#### [수행할 작업 a]
아래 본문 발췌에서 "(14) - 프로젝트"부터 "형식 변환 ( 전처리 )"까지를 한 글자도 바꾸지 말고 그대로 옮겨 적으세요.

#### [본문 발췌]
▼
(14) - 프로젝트 ( 뉴욕에서 가장 빠른 길 찾기 )

세용용용용 2024. 9. 23. 13:48

Apache Airflow 기반의 데이터 파이프라인 공부한 후 정리한 내용 입니다!!!

목표 : A >>> B 로 가려면 어떤 교통 수단이 가장 빠른지 묻는 프로젝트 구성

데이터 추출, 로드
형식 변환 ( 전처리 )
데이터를 통한 결론 도출

깃허브 clone

https://github.com/K9Ns/data-pipelines-with-apache-airflow.git

GitHub - K9Ns/data-pipelines-with-apache-airflow

Contribute to K9Ns/data-pipelines-with-apache-airflow development by creating an account on GitHub.

github.com

1. 도커 컴포트 실행

docker-compose up -d --build

(1-1) texi && bike 데이터 요청

# texi
curl http://localhost:8081/09-23-2024-11-45-00.csv

# bike
curl --user citibike:cycling http://localhost:8082/recent/hour/1

2. 데이터 추출

데이터를 추출해 MinIO 스토리지 저장

dag=DAG(
    dag_id="nyc_dag",
    schedule_interval=None,
    start_date=airflow.utils.dates.days_ago(1),
    catchup=False,
)
▲
#### [수행할 작업 b]
아래 기록에서 다음 문자열이 들어 있는 줄을 모두 찾아 적으세요: "line".

#### [제공된 기록]
▼
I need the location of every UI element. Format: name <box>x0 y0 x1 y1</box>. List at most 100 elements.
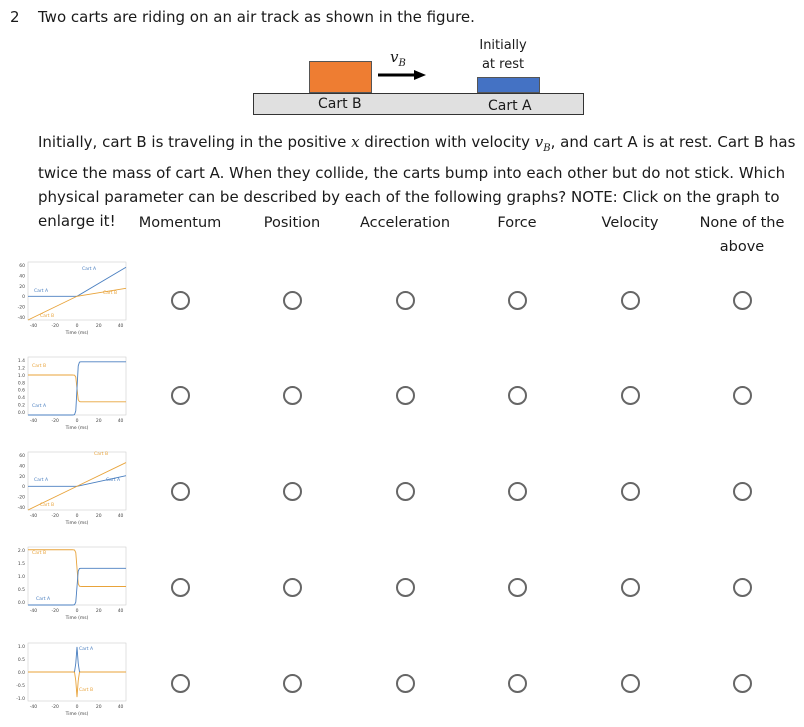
cart-b-block <box>309 61 372 93</box>
question-number: 2 <box>10 8 20 26</box>
x-axis-label: Time (ms) <box>65 330 89 336</box>
y-tick-label: -0.5 <box>16 683 25 689</box>
x-tick-label: 40 <box>118 323 124 329</box>
radio-graph-4-position[interactable] <box>283 578 302 597</box>
radio-graph-3-position[interactable] <box>283 482 302 501</box>
x-tick-label: 20 <box>96 323 102 329</box>
graph-2[interactable]: 1.41.2 1.00.8 0.60.4 0.20.0 -40 -20 0 20 40 Time … <box>6 353 130 441</box>
column-header-velocity: Velocity <box>601 215 659 231</box>
series-label: Cart B <box>40 313 54 319</box>
x-axis-label: Time (ms) <box>65 615 89 621</box>
y-tick-label: 20 <box>19 474 25 480</box>
radio-graph-4-acceleration[interactable] <box>396 578 415 597</box>
x-tick-label: 0 <box>76 704 79 710</box>
cart-b-label: Cart B <box>318 96 362 112</box>
x-axis-label: Time (ms) <box>65 520 89 526</box>
y-tick-label: 0.8 <box>18 380 25 386</box>
radio-graph-1-acceleration[interactable] <box>396 291 415 310</box>
velocity-arrow-icon <box>378 70 426 80</box>
graph-3[interactable]: 60 40 20 0 -20 -40 -40 -20 0 20 40 Time (ms) Cart B C… <box>6 448 130 536</box>
radio-graph-5-momentum[interactable] <box>171 674 190 693</box>
series-label: Cart B <box>79 687 93 693</box>
y-tick-label: 20 <box>19 284 25 290</box>
y-tick-label: 0.6 <box>18 388 25 394</box>
y-tick-label: 1.0 <box>18 574 25 580</box>
radio-graph-3-acceleration[interactable] <box>396 482 415 501</box>
x-tick-label: -40 <box>30 704 37 710</box>
series-label: Cart A <box>36 596 51 602</box>
radio-graph-1-force[interactable] <box>508 291 527 310</box>
x-tick-label: -40 <box>30 513 37 519</box>
radio-graph-4-none-of-the-above[interactable] <box>733 578 752 597</box>
radio-graph-2-acceleration[interactable] <box>396 386 415 405</box>
air-track <box>253 93 584 115</box>
series-line-cart-b <box>27 462 127 511</box>
radio-graph-2-force[interactable] <box>508 386 527 405</box>
x-tick-label: 40 <box>118 608 124 614</box>
series-label: Cart A <box>82 266 97 272</box>
radio-graph-1-position[interactable] <box>283 291 302 310</box>
series-label: Cart A <box>79 646 94 652</box>
y-tick-label: -20 <box>18 495 25 501</box>
x-tick-label: -20 <box>52 704 59 710</box>
x-tick-label: 40 <box>118 418 124 424</box>
x-tick-label: -20 <box>52 323 59 329</box>
y-tick-label: -20 <box>18 305 25 311</box>
radio-graph-3-force[interactable] <box>508 482 527 501</box>
y-tick-label: 0.4 <box>18 395 25 401</box>
series-line-cart-b <box>27 287 127 321</box>
radio-graph-5-position[interactable] <box>283 674 302 693</box>
x-tick-label: 0 <box>76 323 79 329</box>
y-tick-label: -40 <box>18 505 25 511</box>
y-tick-label: 40 <box>19 463 25 469</box>
series-label: Cart A <box>32 403 47 409</box>
radio-graph-1-velocity[interactable] <box>621 291 640 310</box>
series-label: Cart A <box>106 477 121 483</box>
y-tick-label: 0.0 <box>18 600 25 606</box>
x-axis-label: Time (ms) <box>65 711 89 717</box>
radio-graph-5-velocity[interactable] <box>621 674 640 693</box>
radio-graph-5-acceleration[interactable] <box>396 674 415 693</box>
y-tick-label: -40 <box>18 315 25 321</box>
radio-graph-1-momentum[interactable] <box>171 291 190 310</box>
radio-graph-2-velocity[interactable] <box>621 386 640 405</box>
radio-graph-4-velocity[interactable] <box>621 578 640 597</box>
y-tick-label: 60 <box>19 263 25 269</box>
radio-graph-1-none-of-the-above[interactable] <box>733 291 752 310</box>
radio-graph-4-momentum[interactable] <box>171 578 190 597</box>
series-label: Cart B <box>40 502 54 508</box>
x-tick-label: -20 <box>52 418 59 424</box>
initial-rest-note: Initially at rest <box>470 36 536 74</box>
series-line-cart-a <box>28 567 126 606</box>
radio-graph-5-none-of-the-above[interactable] <box>733 674 752 693</box>
plot-frame <box>27 451 127 511</box>
y-tick-label: 0.0 <box>18 410 25 416</box>
x-axis-label: Time (ms) <box>65 425 89 431</box>
radio-graph-3-velocity[interactable] <box>621 482 640 501</box>
x-tick-label: 20 <box>96 418 102 424</box>
y-tick-label: 0.5 <box>18 657 25 663</box>
y-tick-label: 1.0 <box>18 373 25 379</box>
radio-graph-2-position[interactable] <box>283 386 302 405</box>
column-header-acceleration: Acceleration <box>359 215 451 231</box>
series-label: Cart B <box>32 363 46 369</box>
series-label: Cart B <box>94 451 108 457</box>
graph-5[interactable]: 1.0 0.5 0.0 -0.5 -1.0 -40 -20 0 20 40 Time (ms) Car… <box>6 639 130 727</box>
radio-graph-5-force[interactable] <box>508 674 527 693</box>
radio-graph-3-none-of-the-above[interactable] <box>733 482 752 501</box>
graph-4[interactable]: 2.0 1.5 1.0 0.5 0.0 -40 -20 0 20 40 Time (ms) Cart … <box>6 543 130 631</box>
y-tick-label: 0.5 <box>18 587 25 593</box>
radio-graph-4-force[interactable] <box>508 578 527 597</box>
y-tick-label: 0.2 <box>18 403 25 409</box>
x-tick-label: 0 <box>76 418 79 424</box>
y-tick-label: 40 <box>19 273 25 279</box>
radio-graph-2-none-of-the-above[interactable] <box>733 386 752 405</box>
radio-graph-3-momentum[interactable] <box>171 482 190 501</box>
column-header-force: Force <box>497 215 537 231</box>
y-tick-label: 0 <box>22 294 25 300</box>
x-tick-label: 0 <box>76 513 79 519</box>
graph-1[interactable]: 60 40 20 0 -20 -40 -40 -20 0 20 40 Time (ms) Cart A C… <box>6 258 130 346</box>
x-tick-label: 20 <box>96 513 102 519</box>
radio-graph-2-momentum[interactable] <box>171 386 190 405</box>
x-tick-label: 0 <box>76 608 79 614</box>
▲
#### [작성한 답변 a]
(14) - 프로젝트 ( 뉴욕에서 가장 빠른 길 찾기 )

세용용용용 2024. 9. 23. 13:48

Apache Airflow 기반의 데이터 파이프라인 공부한 후 정리한 내용 입니다!!!

목표 : A >>> B 로 가려면 어떤 교통 수단이 가장 빠른지 묻는 프로젝트 구성

데이터 추출, 로드
형식 변환 ( 전처리 )

#### [작성한 답변 b]
series-line-cart-b <box>27 462 127 511</box>
series-line-cart-b <box>27 287 127 321</box>
series-line-cart-a <box>28 567 126 606</box>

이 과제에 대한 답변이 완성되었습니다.